-- Begin Record extracts --
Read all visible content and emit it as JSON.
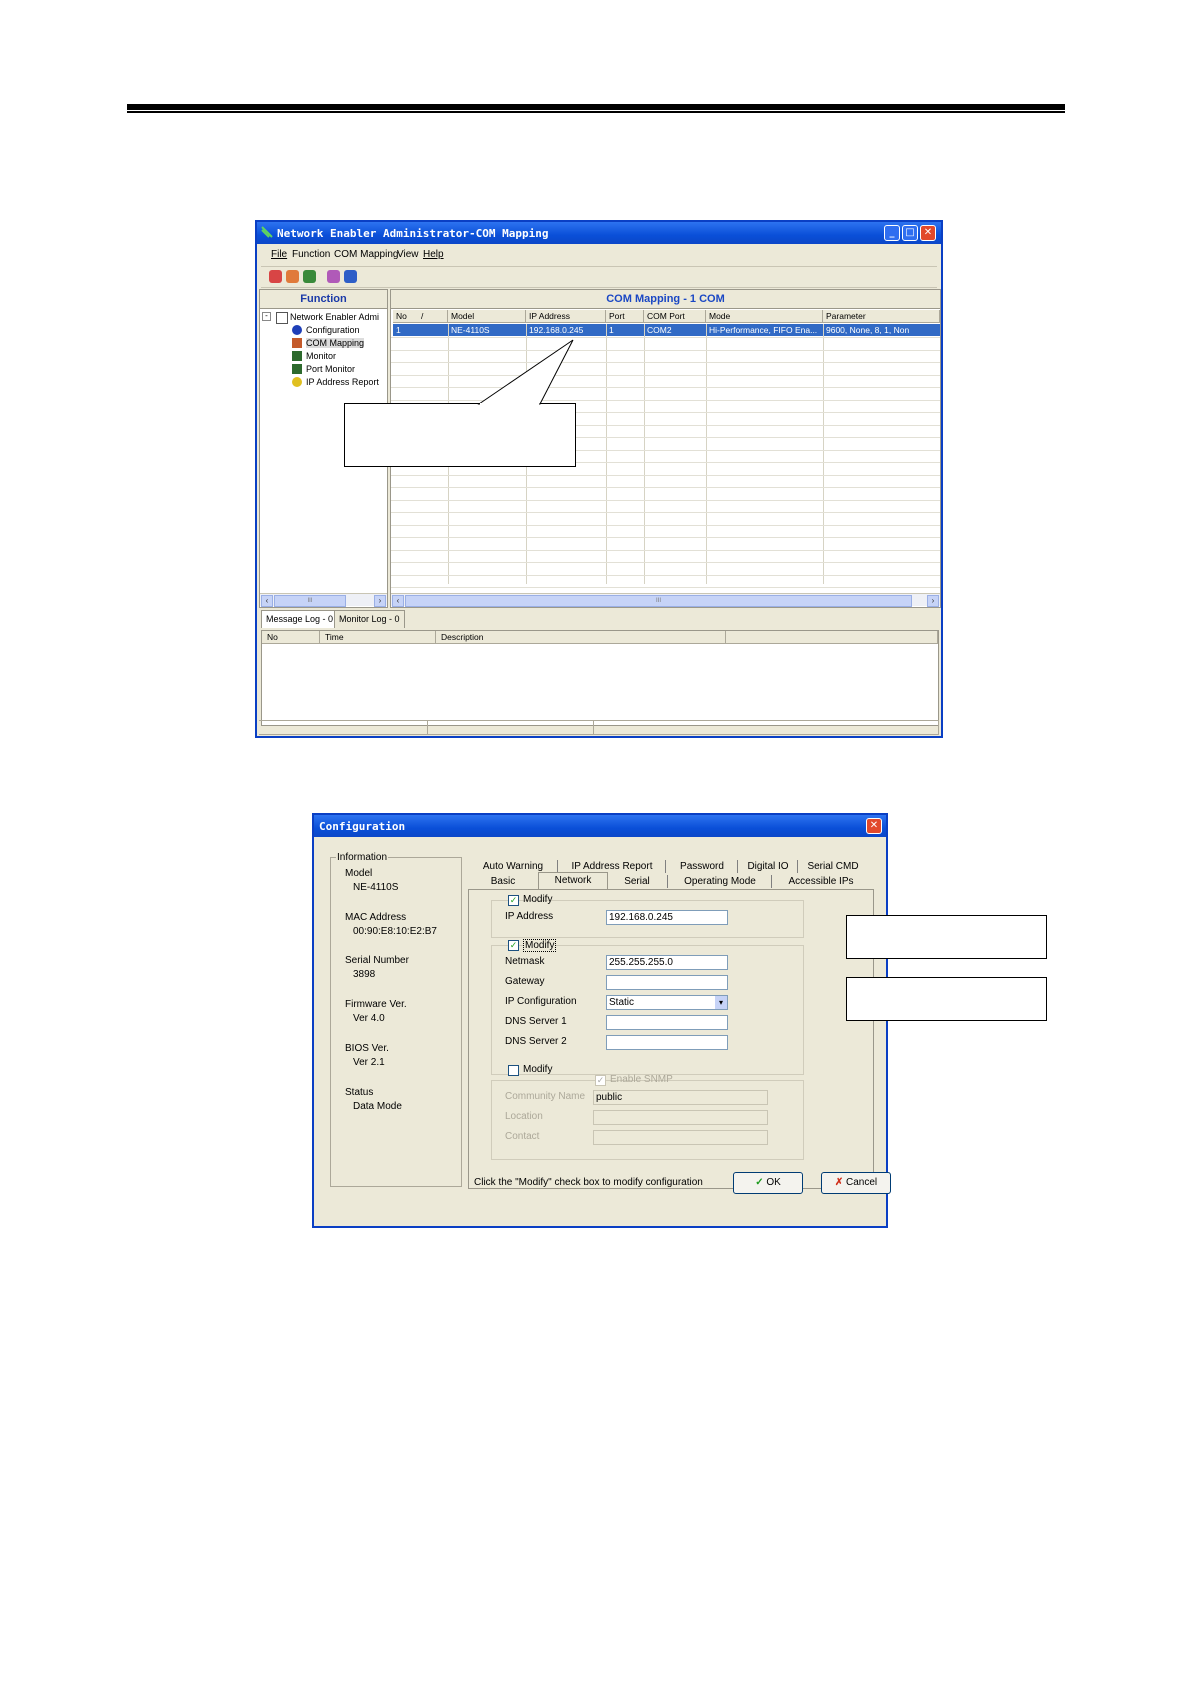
{
  "main_window": {
    "title": "Network Enabler Administrator-COM Mapping",
    "menu": [
      "File",
      "Function",
      "COM Mapping",
      "View",
      "Help"
    ],
    "left_panel_title": "Function",
    "tree": [
      "Network Enabler Admi",
      "Configuration",
      "COM Mapping",
      "Monitor",
      "Port Monitor",
      "IP Address Report"
    ],
    "right_panel_title": "COM Mapping - 1 COM",
    "table_headers": [
      "No",
      "Model",
      "IP Address",
      "Port",
      "COM Port",
      "Mode",
      "Parameter"
    ],
    "sort_indicator": "/",
    "table_row": [
      "1",
      "NE-4110S",
      "192.168.0.245",
      "1",
      "COM2",
      "Hi-Performance, FIFO Ena...",
      "9600, None, 8, 1, Non"
    ],
    "log_tabs": [
      "Message Log - 0",
      "Monitor Log - 0"
    ],
    "log_headers": [
      "No",
      "Time",
      "Description"
    ],
    "scroll_thumb": "III"
  },
  "config_window": {
    "title": "Configuration",
    "info": {
      "heading": "Information",
      "model_label": "Model",
      "model": "NE-4110S",
      "mac_label": "MAC Address",
      "mac": "00:90:E8:10:E2:B7",
      "serial_label": "Serial Number",
      "serial": "3898",
      "firmware_label": "Firmware Ver.",
      "firmware": "Ver 4.0",
      "bios_label": "BIOS Ver.",
      "bios": "Ver 2.1",
      "status_label": "Status",
      "status": "Data Mode"
    },
    "tabs_row1": [
      "Auto Warning",
      "IP Address Report",
      "Password",
      "Digital IO",
      "Serial CMD"
    ],
    "tabs_row2": [
      "Basic",
      "Network",
      "Serial",
      "Operating Mode",
      "Accessible IPs"
    ],
    "modify_label": "Modify",
    "ip_label": "IP Address",
    "ip_value": "192.168.0.245",
    "netmask_label": "Netmask",
    "netmask_value": "255.255.255.0",
    "gateway_label": "Gateway",
    "gateway_value": "",
    "ipconfig_label": "IP Configuration",
    "ipconfig_value": "Static",
    "dns1_label": "DNS Server 1",
    "dns2_label": "DNS Server 2",
    "snmp_label": "Enable SNMP",
    "community_label": "Community Name",
    "community_value": "public",
    "location_label": "Location",
    "contact_label": "Contact",
    "hint": "Click the \"Modify\" check box to modify configuration",
    "ok": "OK",
    "cancel": "Cancel"
  }
}
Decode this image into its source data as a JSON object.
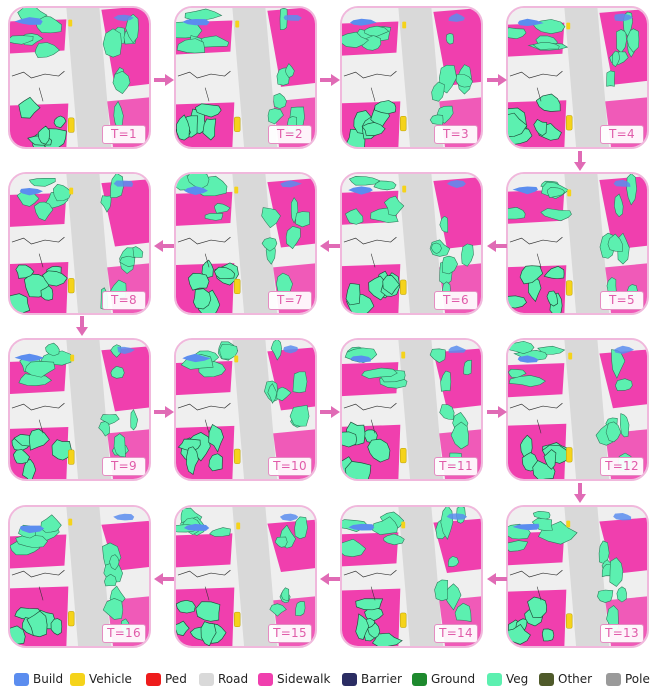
{
  "frames": [
    {
      "label": "T=1"
    },
    {
      "label": "T=2"
    },
    {
      "label": "T=3"
    },
    {
      "label": "T=4"
    },
    {
      "label": "T=5"
    },
    {
      "label": "T=6"
    },
    {
      "label": "T=7"
    },
    {
      "label": "T=8"
    },
    {
      "label": "T=9"
    },
    {
      "label": "T=10"
    },
    {
      "label": "T=11"
    },
    {
      "label": "T=12"
    },
    {
      "label": "T=13"
    },
    {
      "label": "T=14"
    },
    {
      "label": "T=15"
    },
    {
      "label": "T=16"
    }
  ],
  "flow": "serpentine",
  "colors": {
    "panel_border": "#f0b8dc",
    "arrow": "#e06bb5",
    "label_text": "#e05ba9",
    "label_border": "#e58cc2"
  },
  "legend": [
    {
      "label": "Build",
      "color": "#5b8def"
    },
    {
      "label": "Vehicle",
      "color": "#f5d31a"
    },
    {
      "label": "Ped",
      "color": "#ee1c1c"
    },
    {
      "label": "Road",
      "color": "#d9d9d9"
    },
    {
      "label": "Sidewalk",
      "color": "#f03fae"
    },
    {
      "label": "Barrier",
      "color": "#2b2d63"
    },
    {
      "label": "Ground",
      "color": "#1e8a2e"
    },
    {
      "label": "Veg",
      "color": "#5cf0b0"
    },
    {
      "label": "Other",
      "color": "#4f5a2a"
    },
    {
      "label": "Pole",
      "color": "#9a9a9a"
    }
  ]
}
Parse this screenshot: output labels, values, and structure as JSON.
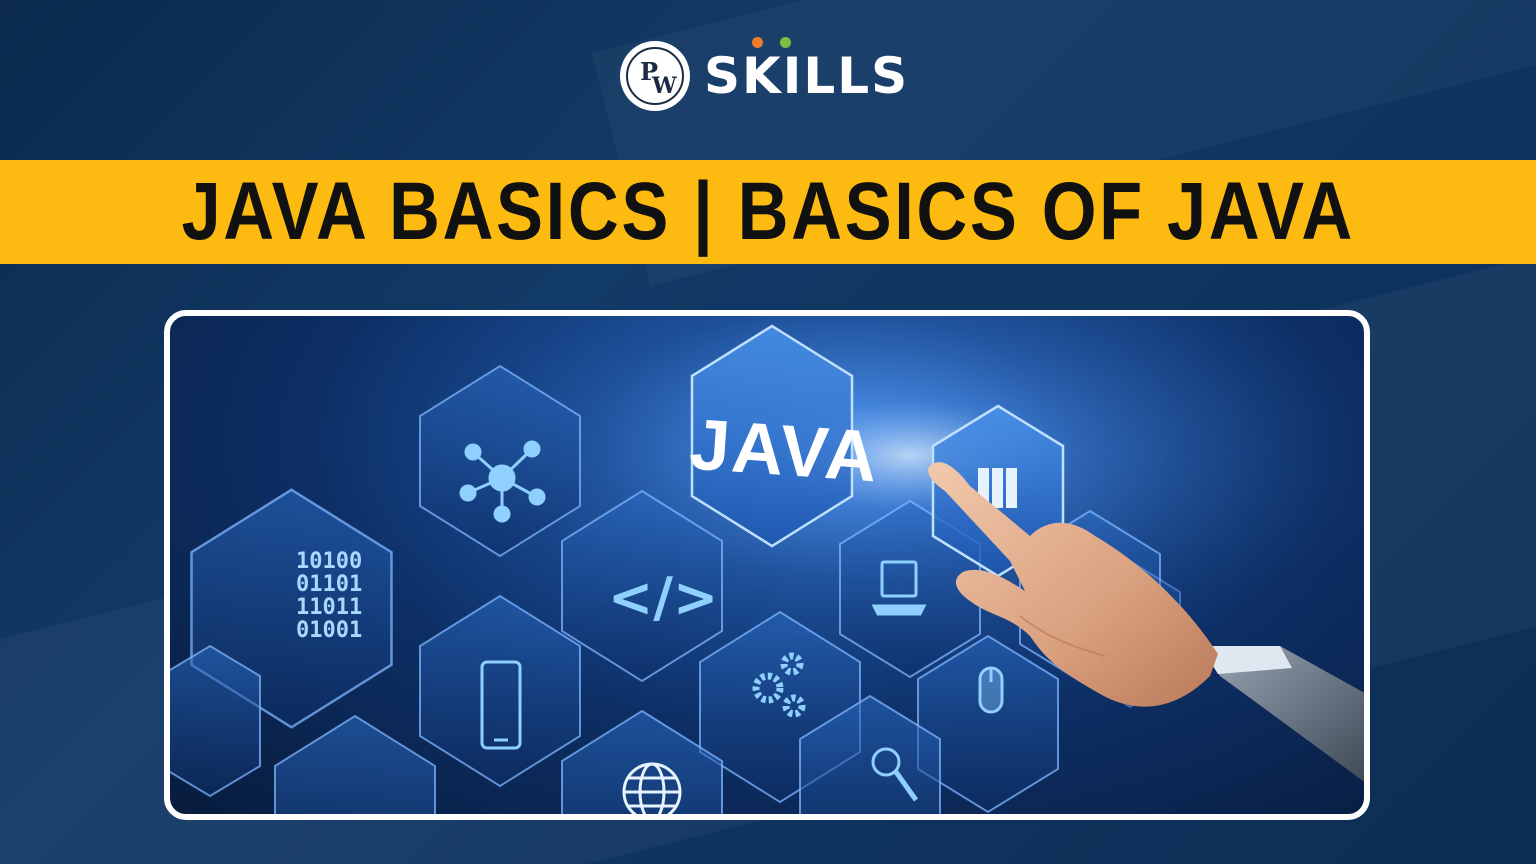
{
  "brand": {
    "badge_letter_top": "P",
    "badge_letter_bottom": "W",
    "name": "SKILLS",
    "dot_colors": [
      "#f07c2a",
      "#7bc043"
    ]
  },
  "banner": {
    "title": "JAVA BASICS | BASICS OF JAVA",
    "background_color": "#fdbb12"
  },
  "illustration": {
    "center_label": "JAVA",
    "binary_lines": [
      "10100",
      "01101",
      "11011",
      "01001"
    ],
    "code_glyph": "</>",
    "icons": [
      "network-icon",
      "binary-icon",
      "code-icon",
      "server-icon",
      "laptop-icon",
      "smartphone-icon",
      "gears-icon",
      "mouse-icon",
      "magnifier-icon",
      "globe-icon",
      "pointing-hand"
    ]
  }
}
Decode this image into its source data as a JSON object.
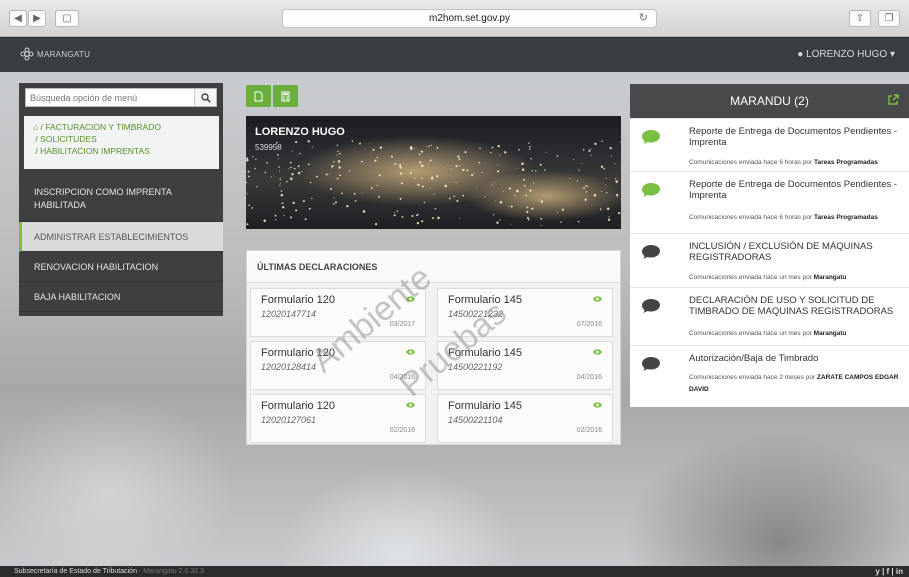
{
  "browser": {
    "url": "m2hom.set.gov.py"
  },
  "app": {
    "logo_text": "MARANGATU",
    "user": "LORENZO HUGO"
  },
  "sidebar": {
    "search_placeholder": "Búsqueda opción de menú",
    "breadcrumb": [
      "/ FACTURACION Y TIMBRADO",
      "/ SOLICITUDES",
      "/ HABILITACION IMPRENTAS"
    ],
    "items": [
      {
        "label": "INSCRIPCION COMO IMPRENTA HABILITADA",
        "active": false
      },
      {
        "label": "ADMINISTRAR ESTABLECIMIENTOS",
        "active": true
      },
      {
        "label": "RENOVACION HABILITACION",
        "active": false
      },
      {
        "label": "BAJA HABILITACION",
        "active": false
      }
    ]
  },
  "profile": {
    "name": "LORENZO HUGO",
    "id": "539958"
  },
  "declarations": {
    "title": "ÚLTIMAS DECLARACIONES",
    "cards": [
      {
        "form": "Formulario 120",
        "number": "12020147714",
        "date": "03/2017"
      },
      {
        "form": "Formulario 145",
        "number": "14500221232",
        "date": "07/2016"
      },
      {
        "form": "Formulario 120",
        "number": "12020128414",
        "date": "04/2016"
      },
      {
        "form": "Formulario 145",
        "number": "14500221192",
        "date": "04/2016"
      },
      {
        "form": "Formulario 120",
        "number": "12020127061",
        "date": "02/2016"
      },
      {
        "form": "Formulario 145",
        "number": "14500221104",
        "date": "02/2016"
      }
    ]
  },
  "watermark": {
    "line1": "Ambiente",
    "line2": "Pruebas"
  },
  "notifications": {
    "title": "MARANDU (2)",
    "items": [
      {
        "title": "Reporte de Entrega de Documentos Pendientes - Imprenta",
        "meta": "Comunicaciones enviada hace 6 horas por ",
        "by": "Tareas Programadas",
        "unread": true
      },
      {
        "title": "Reporte de Entrega de Documentos Pendientes - Imprenta",
        "meta": "Comunicaciones enviada hace 6 horas por ",
        "by": "Tareas Programadas",
        "unread": true
      },
      {
        "title": "INCLUSIÓN / EXCLUSIÓN DE MÁQUINAS REGISTRADORAS",
        "meta": "Comunicaciones enviada hace un mes por ",
        "by": "Marangatu",
        "unread": false
      },
      {
        "title": "DECLARACIÓN DE USO Y SOLICITUD DE TIMBRADO DE MAQUINAS REGISTRADORAS",
        "meta": "Comunicaciones enviada hace un mes por ",
        "by": "Marangatu",
        "unread": false
      },
      {
        "title": "Autorización/Baja de Timbrado",
        "meta": "Comunicaciones enviada hace 2 meses por ",
        "by": "ZARATE CAMPOS EDGAR DAVID",
        "unread": false
      }
    ]
  },
  "footer": {
    "org": "Subsecretaría de Estado de Tributación",
    "version": " - Marangatu 2.0.32.3",
    "social": "y | f | in"
  },
  "colors": {
    "accent": "#7ac143",
    "topbar": "#3a3e40",
    "sidebar": "#3d3f40",
    "unread": "#7ac143",
    "read": "#444444"
  }
}
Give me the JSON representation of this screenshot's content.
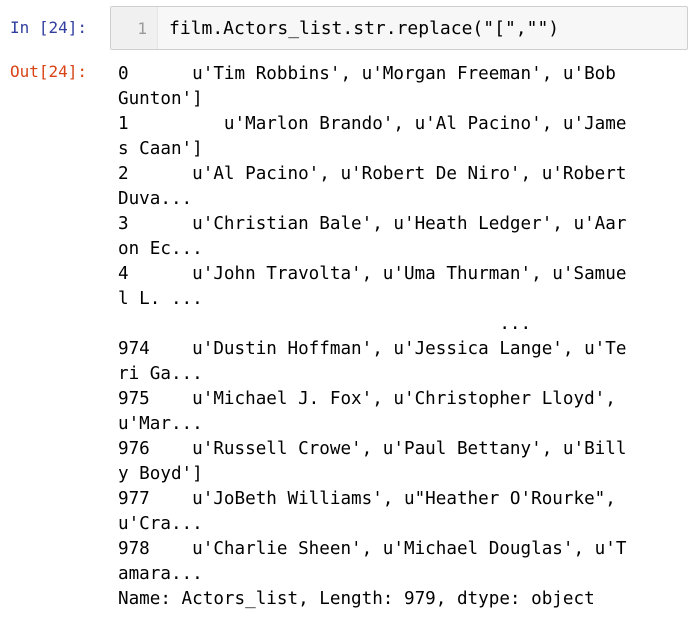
-- End Record extracts --
__Short exercise__
Output each line exactly; omit every picture.

__Full solution__
Read all visible content and emit it as JSON.
{
  "main_window": {
    "title": "Network Enabler Administrator-COM Mapping",
    "menu": [
      "File",
      "Function",
      "COM Mapping",
      "View",
      "Help"
    ],
    "left_panel_title": "Function",
    "tree": [
      "Network Enabler Admi",
      "Configuration",
      "COM Mapping",
      "Monitor",
      "Port Monitor",
      "IP Address Report"
    ],
    "right_panel_title": "COM Mapping - 1 COM",
    "table_headers": [
      "No",
      "Model",
      "IP Address",
      "Port",
      "COM Port",
      "Mode",
      "Parameter"
    ],
    "sort_indicator": "/",
    "table_row": [
      "1",
      "NE-4110S",
      "192.168.0.245",
      "1",
      "COM2",
      "Hi-Performance, FIFO Ena...",
      "9600, None, 8, 1, Non"
    ],
    "log_tabs": [
      "Message Log - 0",
      "Monitor Log - 0"
    ],
    "log_headers": [
      "No",
      "Time",
      "Description"
    ],
    "scroll_thumb": "III"
  },
  "config_window": {
    "title": "Configuration",
    "info": {
      "heading": "Information",
      "model_label": "Model",
      "model": "NE-4110S",
      "mac_label": "MAC Address",
      "mac": "00:90:E8:10:E2:B7",
      "serial_label": "Serial Number",
      "serial": "3898",
      "firmware_label": "Firmware Ver.",
      "firmware": "Ver 4.0",
      "bios_label": "BIOS Ver.",
      "bios": "Ver 2.1",
      "status_label": "Status",
      "status": "Data Mode"
    },
    "tabs_row1": [
      "Auto Warning",
      "IP Address Report",
      "Password",
      "Digital IO",
      "Serial CMD"
    ],
    "tabs_row2": [
      "Basic",
      "Network",
      "Serial",
      "Operating Mode",
      "Accessible IPs"
    ],
    "modify_label": "Modify",
    "ip_label": "IP Address",
    "ip_value": "192.168.0.245",
    "netmask_label": "Netmask",
    "netmask_value": "255.255.255.0",
    "gateway_label": "Gateway",
    "gateway_value": "",
    "ipconfig_label": "IP Configuration",
    "ipconfig_value": "Static",
    "dns1_label": "DNS Server 1",
    "dns2_label": "DNS Server 2",
    "snmp_label": "Enable SNMP",
    "community_label": "Community Name",
    "community_value": "public",
    "location_label": "Location",
    "contact_label": "Contact",
    "hint": "Click the \"Modify\" check box to modify configuration",
    "ok": "OK",
    "cancel": "Cancel"
  }
}
Decode this image into its source data as a JSON object.
{
  "frames": [
    {
      "label": "T=1"
    },
    {
      "label": "T=2"
    },
    {
      "label": "T=3"
    },
    {
      "label": "T=4"
    },
    {
      "label": "T=5"
    },
    {
      "label": "T=6"
    },
    {
      "label": "T=7"
    },
    {
      "label": "T=8"
    },
    {
      "label": "T=9"
    },
    {
      "label": "T=10"
    },
    {
      "label": "T=11"
    },
    {
      "label": "T=12"
    },
    {
      "label": "T=13"
    },
    {
      "label": "T=14"
    },
    {
      "label": "T=15"
    },
    {
      "label": "T=16"
    }
  ],
  "flow": "serpentine",
  "colors": {
    "panel_border": "#f0b8dc",
    "arrow": "#e06bb5",
    "label_text": "#e05ba9",
    "label_border": "#e58cc2"
  },
  "legend": [
    {
      "label": "Build",
      "color": "#5b8def"
    },
    {
      "label": "Vehicle",
      "color": "#f5d31a"
    },
    {
      "label": "Ped",
      "color": "#ee1c1c"
    },
    {
      "label": "Road",
      "color": "#d9d9d9"
    },
    {
      "label": "Sidewalk",
      "color": "#f03fae"
    },
    {
      "label": "Barrier",
      "color": "#2b2d63"
    },
    {
      "label": "Ground",
      "color": "#1e8a2e"
    },
    {
      "label": "Veg",
      "color": "#5cf0b0"
    },
    {
      "label": "Other",
      "color": "#4f5a2a"
    },
    {
      "label": "Pole",
      "color": "#9a9a9a"
    }
  ]
}
Parse this screenshot: output labels, values, and structure as JSON.
{
  "brand": {
    "badge_letter_top": "P",
    "badge_letter_bottom": "W",
    "name": "SKILLS",
    "dot_colors": [
      "#f07c2a",
      "#7bc043"
    ]
  },
  "banner": {
    "title": "JAVA BASICS | BASICS OF JAVA",
    "background_color": "#fdbb12"
  },
  "illustration": {
    "center_label": "JAVA",
    "binary_lines": [
      "10100",
      "01101",
      "11011",
      "01001"
    ],
    "code_glyph": "</>",
    "icons": [
      "network-icon",
      "binary-icon",
      "code-icon",
      "server-icon",
      "laptop-icon",
      "smartphone-icon",
      "gears-icon",
      "mouse-icon",
      "magnifier-icon",
      "globe-icon",
      "pointing-hand"
    ]
  }
}
Decode this image into its source data as a JSON object.
{
  "browser": {
    "url": "m2hom.set.gov.py"
  },
  "app": {
    "logo_text": "MARANGATU",
    "user": "LORENZO HUGO"
  },
  "sidebar": {
    "search_placeholder": "Búsqueda opción de menú",
    "breadcrumb": [
      "/ FACTURACION Y TIMBRADO",
      "/ SOLICITUDES",
      "/ HABILITACION IMPRENTAS"
    ],
    "items": [
      {
        "label": "INSCRIPCION COMO IMPRENTA HABILITADA",
        "active": false
      },
      {
        "label": "ADMINISTRAR ESTABLECIMIENTOS",
        "active": true
      },
      {
        "label": "RENOVACION HABILITACION",
        "active": false
      },
      {
        "label": "BAJA HABILITACION",
        "active": false
      }
    ]
  },
  "profile": {
    "name": "LORENZO HUGO",
    "id": "539958"
  },
  "declarations": {
    "title": "ÚLTIMAS DECLARACIONES",
    "cards": [
      {
        "form": "Formulario 120",
        "number": "12020147714",
        "date": "03/2017"
      },
      {
        "form": "Formulario 145",
        "number": "14500221232",
        "date": "07/2016"
      },
      {
        "form": "Formulario 120",
        "number": "12020128414",
        "date": "04/2016"
      },
      {
        "form": "Formulario 145",
        "number": "14500221192",
        "date": "04/2016"
      },
      {
        "form": "Formulario 120",
        "number": "12020127061",
        "date": "02/2016"
      },
      {
        "form": "Formulario 145",
        "number": "14500221104",
        "date": "02/2016"
      }
    ]
  },
  "watermark": {
    "line1": "Ambiente",
    "line2": "Pruebas"
  },
  "notifications": {
    "title": "MARANDU (2)",
    "items": [
      {
        "title": "Reporte de Entrega de Documentos Pendientes - Imprenta",
        "meta": "Comunicaciones enviada hace 6 horas por ",
        "by": "Tareas Programadas",
        "unread": true
      },
      {
        "title": "Reporte de Entrega de Documentos Pendientes - Imprenta",
        "meta": "Comunicaciones enviada hace 6 horas por ",
        "by": "Tareas Programadas",
        "unread": true
      },
      {
        "title": "INCLUSIÓN / EXCLUSIÓN DE MÁQUINAS REGISTRADORAS",
        "meta": "Comunicaciones enviada hace un mes por ",
        "by": "Marangatu",
        "unread": false
      },
      {
        "title": "DECLARACIÓN DE USO Y SOLICITUD DE TIMBRADO DE MAQUINAS REGISTRADORAS",
        "meta": "Comunicaciones enviada hace un mes por ",
        "by": "Marangatu",
        "unread": false
      },
      {
        "title": "Autorización/Baja de Timbrado",
        "meta": "Comunicaciones enviada hace 2 meses por ",
        "by": "ZARATE CAMPOS EDGAR DAVID",
        "unread": false
      }
    ]
  },
  "footer": {
    "org": "Subsecretaría de Estado de Tributación",
    "version": " - Marangatu 2.0.32.3",
    "social": "y | f | in"
  },
  "colors": {
    "accent": "#7ac143",
    "topbar": "#3a3e40",
    "sidebar": "#3d3f40",
    "unread": "#7ac143",
    "read": "#444444"
  }
}
Give me the JSON representation of this screenshot's content.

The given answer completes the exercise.